Available records:
========

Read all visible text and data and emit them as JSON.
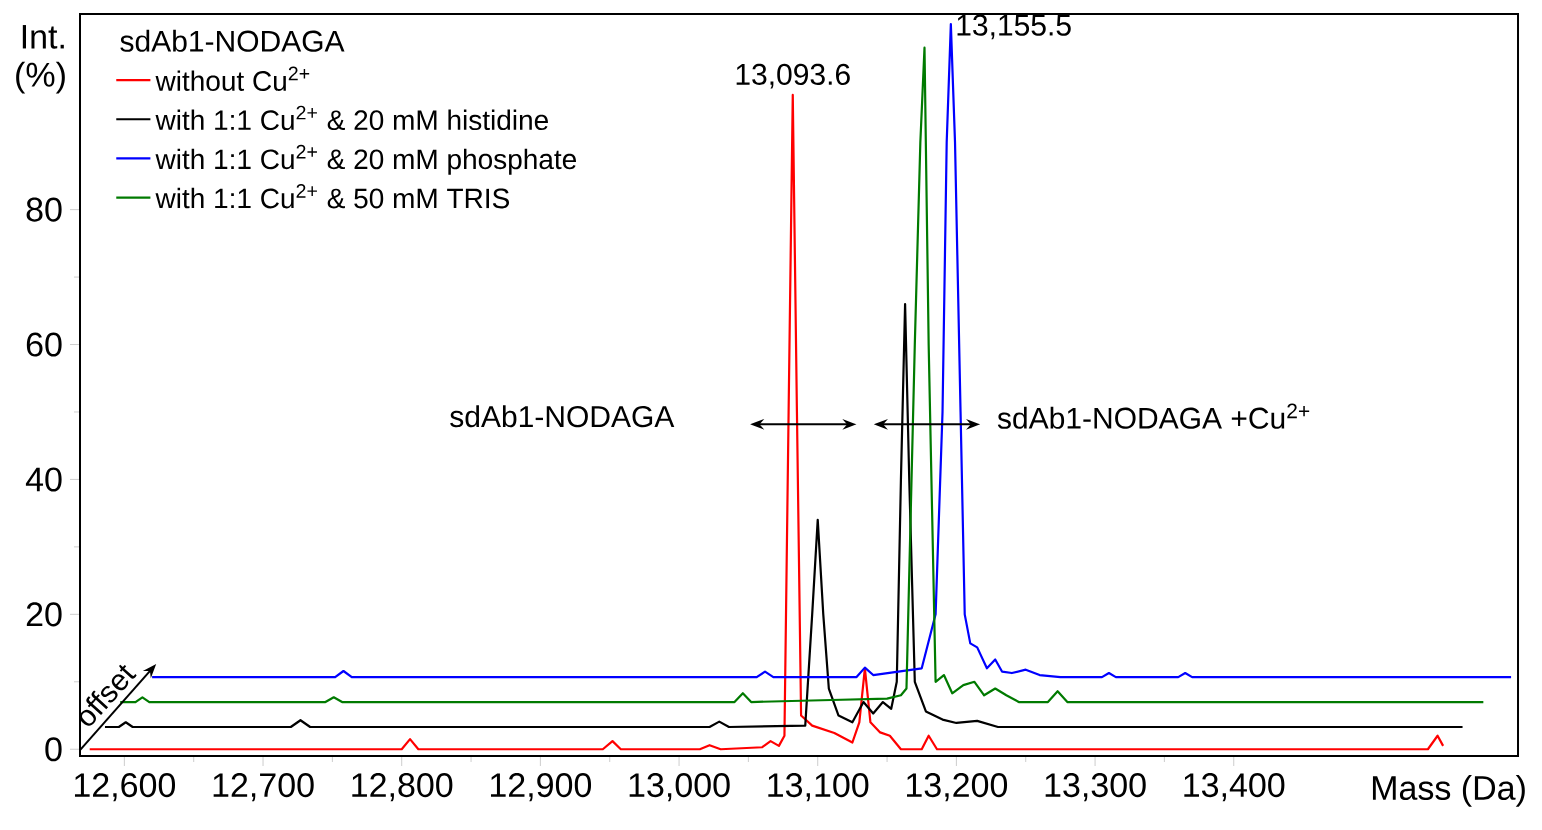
{
  "chart_data": {
    "type": "line",
    "legend_title": "sdAb1-NODAGA",
    "xlabel": "Mass (Da)",
    "ylabel": "Int. (%)",
    "series": [
      {
        "name": "without Cu$^{2+}$",
        "color": "#ff0000",
        "x": [
          12575,
          12800,
          12806,
          12812,
          12945,
          12952,
          12958,
          13015,
          13022,
          13030,
          13060,
          13066,
          13072,
          13076,
          13079,
          13082,
          13085,
          13088,
          13096,
          13112,
          13125,
          13130,
          13134,
          13138,
          13145,
          13152,
          13160,
          13175,
          13180,
          13186,
          13540,
          13547,
          13551
        ],
        "values": [
          0,
          0,
          1.5,
          0,
          0,
          1.2,
          0,
          0,
          0.6,
          0,
          0.3,
          1.2,
          0.5,
          2,
          50,
          97,
          50,
          5,
          3.5,
          2.4,
          1,
          4,
          12,
          4,
          2.5,
          2,
          0,
          0,
          2,
          0,
          0,
          2,
          0.5
        ]
      },
      {
        "name": "with 1:1 Cu$^{2+}$ & 20 mM histidine",
        "color": "#000000",
        "x": [
          12586,
          12596,
          12601,
          12606,
          12720,
          12727,
          12734,
          13022,
          13029,
          13036,
          13091,
          13096,
          13100,
          13104,
          13108,
          13115,
          13125,
          13133,
          13140,
          13147,
          13153,
          13157,
          13160,
          13163,
          13166,
          13170,
          13178,
          13190,
          13200,
          13215,
          13230,
          13565
        ],
        "values": [
          3.3,
          3.3,
          4.0,
          3.3,
          3.3,
          4.3,
          3.3,
          3.3,
          4.1,
          3.3,
          3.5,
          20,
          34,
          20,
          9,
          5,
          4,
          7,
          5.3,
          7,
          6,
          10,
          40,
          66,
          40,
          10,
          5.6,
          4.4,
          3.9,
          4.2,
          3.3,
          3.3
        ]
      },
      {
        "name": "with 1:1 Cu$^{2+}$ & 20 mM phosphate",
        "color": "#0000ff",
        "x": [
          12620,
          12752,
          12758,
          12764,
          13056,
          13062,
          13068,
          13128,
          13134,
          13140,
          13175,
          13185,
          13190,
          13193,
          13196,
          13199,
          13203,
          13206,
          13210,
          13215,
          13222,
          13228,
          13233,
          13240,
          13250,
          13260,
          13275,
          13305,
          13310,
          13315,
          13360,
          13365,
          13370,
          13600
        ],
        "values": [
          10.7,
          10.7,
          11.6,
          10.7,
          10.7,
          11.5,
          10.7,
          10.7,
          12.1,
          11,
          12,
          20,
          50,
          90,
          107.5,
          90,
          50,
          20,
          15.7,
          15.1,
          12,
          13.3,
          11.5,
          11.3,
          11.8,
          11,
          10.7,
          10.7,
          11.3,
          10.7,
          10.7,
          11.3,
          10.7,
          10.7
        ]
      },
      {
        "name": "with 1:1 Cu$^{2+}$ & 50 mM TRIS",
        "color": "#007a00",
        "x": [
          12597,
          12608,
          12613,
          12618,
          12745,
          12751,
          12757,
          13040,
          13046,
          13052,
          13110,
          13150,
          13160,
          13164,
          13170,
          13174,
          13177,
          13180,
          13185,
          13191,
          13197,
          13205,
          13213,
          13220,
          13228,
          13236,
          13245,
          13260,
          13266,
          13273,
          13280,
          13580
        ],
        "values": [
          7,
          7,
          7.7,
          7,
          7,
          7.7,
          7,
          7,
          8.3,
          7,
          7.3,
          7.5,
          8,
          9,
          60,
          90,
          104,
          60,
          10,
          11,
          8.3,
          9.5,
          10,
          8,
          9,
          8,
          7,
          7,
          7,
          8.6,
          7,
          7
        ]
      }
    ],
    "xlim": [
      12568,
      13605
    ],
    "ylim": [
      -1,
      109
    ],
    "xticks": [
      {
        "value": 12600,
        "label": "12,600"
      },
      {
        "value": 12700,
        "label": "12,700"
      },
      {
        "value": 12800,
        "label": "12,800"
      },
      {
        "value": 12900,
        "label": "12,900"
      },
      {
        "value": 13000,
        "label": "13,000"
      },
      {
        "value": 13100,
        "label": "13,100"
      },
      {
        "value": 13200,
        "label": "13,200"
      },
      {
        "value": 13300,
        "label": "13,300"
      },
      {
        "value": 13400,
        "label": "13,400"
      }
    ],
    "yticks": [
      0,
      20,
      40,
      60,
      80
    ],
    "legend": "top left",
    "line_style": "solid",
    "annotations": [
      "offset",
      "sdAb1-NODAGA",
      "sdAb1-NODAGA +Cu$^{2+}$",
      {
        "text": "13,093.6",
        "x": 13082,
        "y": 97
      },
      {
        "text": "13,155.5",
        "x": 13196,
        "y": 107.5
      }
    ]
  }
}
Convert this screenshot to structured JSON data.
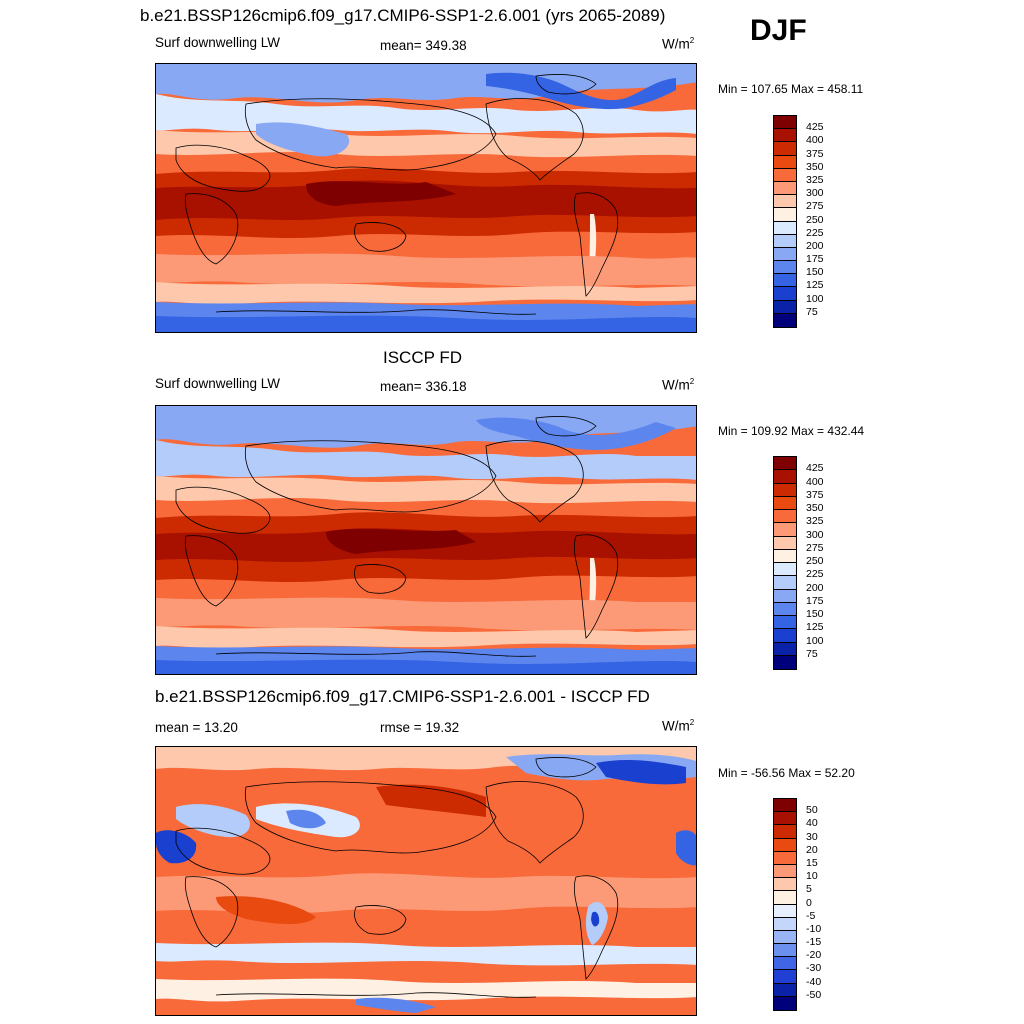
{
  "season": "DJF",
  "panels": [
    {
      "title": "b.e21.BSSP126cmip6.f09_g17.CMIP6-SSP1-2.6.001 (yrs 2065-2089)",
      "left_label": "Surf downwelling LW",
      "center_label": "mean= 349.38",
      "units": "W/m",
      "units_exp": "2",
      "minmax": "Min = 107.65 Max = 458.11",
      "colorbar_labels": [
        "425",
        "400",
        "375",
        "350",
        "325",
        "300",
        "275",
        "250",
        "225",
        "200",
        "175",
        "150",
        "125",
        "100",
        "75"
      ]
    },
    {
      "title": "ISCCP FD",
      "left_label": "Surf downwelling LW",
      "center_label": "mean= 336.18",
      "units": "W/m",
      "units_exp": "2",
      "minmax": "Min = 109.92 Max = 432.44",
      "colorbar_labels": [
        "425",
        "400",
        "375",
        "350",
        "325",
        "300",
        "275",
        "250",
        "225",
        "200",
        "175",
        "150",
        "125",
        "100",
        "75"
      ]
    },
    {
      "title": "b.e21.BSSP126cmip6.f09_g17.CMIP6-SSP1-2.6.001 - ISCCP FD",
      "left_label": "mean =  13.20",
      "center_label": "rmse =  19.32",
      "units": "W/m",
      "units_exp": "2",
      "minmax": "Min = -56.56 Max =  52.20",
      "colorbar_labels": [
        "50",
        "40",
        "30",
        "20",
        "15",
        "10",
        "5",
        "0",
        "-5",
        "-10",
        "-15",
        "-20",
        "-30",
        "-40",
        "-50"
      ]
    }
  ],
  "colors": {
    "abs_scale": [
      "#7f0000",
      "#a81000",
      "#cc2a00",
      "#e84a10",
      "#f86a3a",
      "#fc9a78",
      "#fdc8ac",
      "#fff0e4",
      "#dceaff",
      "#b4ccfa",
      "#88a8f4",
      "#5c86ee",
      "#3464e4",
      "#1a40d0",
      "#0a22a8",
      "#00007a"
    ],
    "diff_scale": [
      "#7f0000",
      "#a81000",
      "#cc2a00",
      "#e84a10",
      "#f86a3a",
      "#fc9a78",
      "#fdc8ac",
      "#fff0e4",
      "#e8f0ff",
      "#c4d6fa",
      "#98b4f4",
      "#6c90ee",
      "#4066e6",
      "#2040d4",
      "#0a22a8",
      "#00007a"
    ]
  }
}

========

Exercise: Repeat the records above exactly, leaving out any pictures they contain.

The response:
Read all visible text and data and emit them as JSON.
{
  "chart_data": {
    "type": "line",
    "legend_title": "sdAb1-NODAGA",
    "xlabel": "Mass (Da)",
    "ylabel": "Int. (%)",
    "series": [
      {
        "name": "without Cu$^{2+}$",
        "color": "#ff0000",
        "x": [
          12575,
          12800,
          12806,
          12812,
          12945,
          12952,
          12958,
          13015,
          13022,
          13030,
          13060,
          13066,
          13072,
          13076,
          13079,
          13082,
          13085,
          13088,
          13096,
          13112,
          13125,
          13130,
          13134,
          13138,
          13145,
          13152,
          13160,
          13175,
          13180,
          13186,
          13540,
          13547,
          13551
        ],
        "values": [
          0,
          0,
          1.5,
          0,
          0,
          1.2,
          0,
          0,
          0.6,
          0,
          0.3,
          1.2,
          0.5,
          2,
          50,
          97,
          50,
          5,
          3.5,
          2.4,
          1,
          4,
          12,
          4,
          2.5,
          2,
          0,
          0,
          2,
          0,
          0,
          2,
          0.5
        ]
      },
      {
        "name": "with 1:1 Cu$^{2+}$ & 20 mM histidine",
        "color": "#000000",
        "x": [
          12586,
          12596,
          12601,
          12606,
          12720,
          12727,
          12734,
          13022,
          13029,
          13036,
          13091,
          13096,
          13100,
          13104,
          13108,
          13115,
          13125,
          13133,
          13140,
          13147,
          13153,
          13157,
          13160,
          13163,
          13166,
          13170,
          13178,
          13190,
          13200,
          13215,
          13230,
          13565
        ],
        "values": [
          3.3,
          3.3,
          4.0,
          3.3,
          3.3,
          4.3,
          3.3,
          3.3,
          4.1,
          3.3,
          3.5,
          20,
          34,
          20,
          9,
          5,
          4,
          7,
          5.3,
          7,
          6,
          10,
          40,
          66,
          40,
          10,
          5.6,
          4.4,
          3.9,
          4.2,
          3.3,
          3.3
        ]
      },
      {
        "name": "with 1:1 Cu$^{2+}$ & 20 mM phosphate",
        "color": "#0000ff",
        "x": [
          12620,
          12752,
          12758,
          12764,
          13056,
          13062,
          13068,
          13128,
          13134,
          13140,
          13175,
          13185,
          13190,
          13193,
          13196,
          13199,
          13203,
          13206,
          13210,
          13215,
          13222,
          13228,
          13233,
          13240,
          13250,
          13260,
          13275,
          13305,
          13310,
          13315,
          13360,
          13365,
          13370,
          13600
        ],
        "values": [
          10.7,
          10.7,
          11.6,
          10.7,
          10.7,
          11.5,
          10.7,
          10.7,
          12.1,
          11,
          12,
          20,
          50,
          90,
          107.5,
          90,
          50,
          20,
          15.7,
          15.1,
          12,
          13.3,
          11.5,
          11.3,
          11.8,
          11,
          10.7,
          10.7,
          11.3,
          10.7,
          10.7,
          11.3,
          10.7,
          10.7
        ]
      },
      {
        "name": "with 1:1 Cu$^{2+}$ & 50 mM TRIS",
        "color": "#007a00",
        "x": [
          12597,
          12608,
          12613,
          12618,
          12745,
          12751,
          12757,
          13040,
          13046,
          13052,
          13110,
          13150,
          13160,
          13164,
          13170,
          13174,
          13177,
          13180,
          13185,
          13191,
          13197,
          13205,
          13213,
          13220,
          13228,
          13236,
          13245,
          13260,
          13266,
          13273,
          13280,
          13580
        ],
        "values": [
          7,
          7,
          7.7,
          7,
          7,
          7.7,
          7,
          7,
          8.3,
          7,
          7.3,
          7.5,
          8,
          9,
          60,
          90,
          104,
          60,
          10,
          11,
          8.3,
          9.5,
          10,
          8,
          9,
          8,
          7,
          7,
          7,
          8.6,
          7,
          7
        ]
      }
    ],
    "xlim": [
      12568,
      13605
    ],
    "ylim": [
      -1,
      109
    ],
    "xticks": [
      {
        "value": 12600,
        "label": "12,600"
      },
      {
        "value": 12700,
        "label": "12,700"
      },
      {
        "value": 12800,
        "label": "12,800"
      },
      {
        "value": 12900,
        "label": "12,900"
      },
      {
        "value": 13000,
        "label": "13,000"
      },
      {
        "value": 13100,
        "label": "13,100"
      },
      {
        "value": 13200,
        "label": "13,200"
      },
      {
        "value": 13300,
        "label": "13,300"
      },
      {
        "value": 13400,
        "label": "13,400"
      }
    ],
    "yticks": [
      0,
      20,
      40,
      60,
      80
    ],
    "legend": "top left",
    "line_style": "solid",
    "annotations": [
      "offset",
      "sdAb1-NODAGA",
      "sdAb1-NODAGA +Cu$^{2+}$",
      {
        "text": "13,093.6",
        "x": 13082,
        "y": 97
      },
      {
        "text": "13,155.5",
        "x": 13196,
        "y": 107.5
      }
    ]
  }
}
Convert this screenshot to structured JSON data.
{
  "season": "DJF",
  "panels": [
    {
      "title": "b.e21.BSSP126cmip6.f09_g17.CMIP6-SSP1-2.6.001 (yrs 2065-2089)",
      "left_label": "Surf downwelling LW",
      "center_label": "mean= 349.38",
      "units": "W/m",
      "units_exp": "2",
      "minmax": "Min = 107.65 Max = 458.11",
      "colorbar_labels": [
        "425",
        "400",
        "375",
        "350",
        "325",
        "300",
        "275",
        "250",
        "225",
        "200",
        "175",
        "150",
        "125",
        "100",
        "75"
      ]
    },
    {
      "title": "ISCCP FD",
      "left_label": "Surf downwelling LW",
      "center_label": "mean= 336.18",
      "units": "W/m",
      "units_exp": "2",
      "minmax": "Min = 109.92 Max = 432.44",
      "colorbar_labels": [
        "425",
        "400",
        "375",
        "350",
        "325",
        "300",
        "275",
        "250",
        "225",
        "200",
        "175",
        "150",
        "125",
        "100",
        "75"
      ]
    },
    {
      "title": "b.e21.BSSP126cmip6.f09_g17.CMIP6-SSP1-2.6.001 - ISCCP FD",
      "left_label": "mean =  13.20",
      "center_label": "rmse =  19.32",
      "units": "W/m",
      "units_exp": "2",
      "minmax": "Min = -56.56 Max =  52.20",
      "colorbar_labels": [
        "50",
        "40",
        "30",
        "20",
        "15",
        "10",
        "5",
        "0",
        "-5",
        "-10",
        "-15",
        "-20",
        "-30",
        "-40",
        "-50"
      ]
    }
  ],
  "colors": {
    "abs_scale": [
      "#7f0000",
      "#a81000",
      "#cc2a00",
      "#e84a10",
      "#f86a3a",
      "#fc9a78",
      "#fdc8ac",
      "#fff0e4",
      "#dceaff",
      "#b4ccfa",
      "#88a8f4",
      "#5c86ee",
      "#3464e4",
      "#1a40d0",
      "#0a22a8",
      "#00007a"
    ],
    "diff_scale": [
      "#7f0000",
      "#a81000",
      "#cc2a00",
      "#e84a10",
      "#f86a3a",
      "#fc9a78",
      "#fdc8ac",
      "#fff0e4",
      "#e8f0ff",
      "#c4d6fa",
      "#98b4f4",
      "#6c90ee",
      "#4066e6",
      "#2040d4",
      "#0a22a8",
      "#00007a"
    ]
  }
}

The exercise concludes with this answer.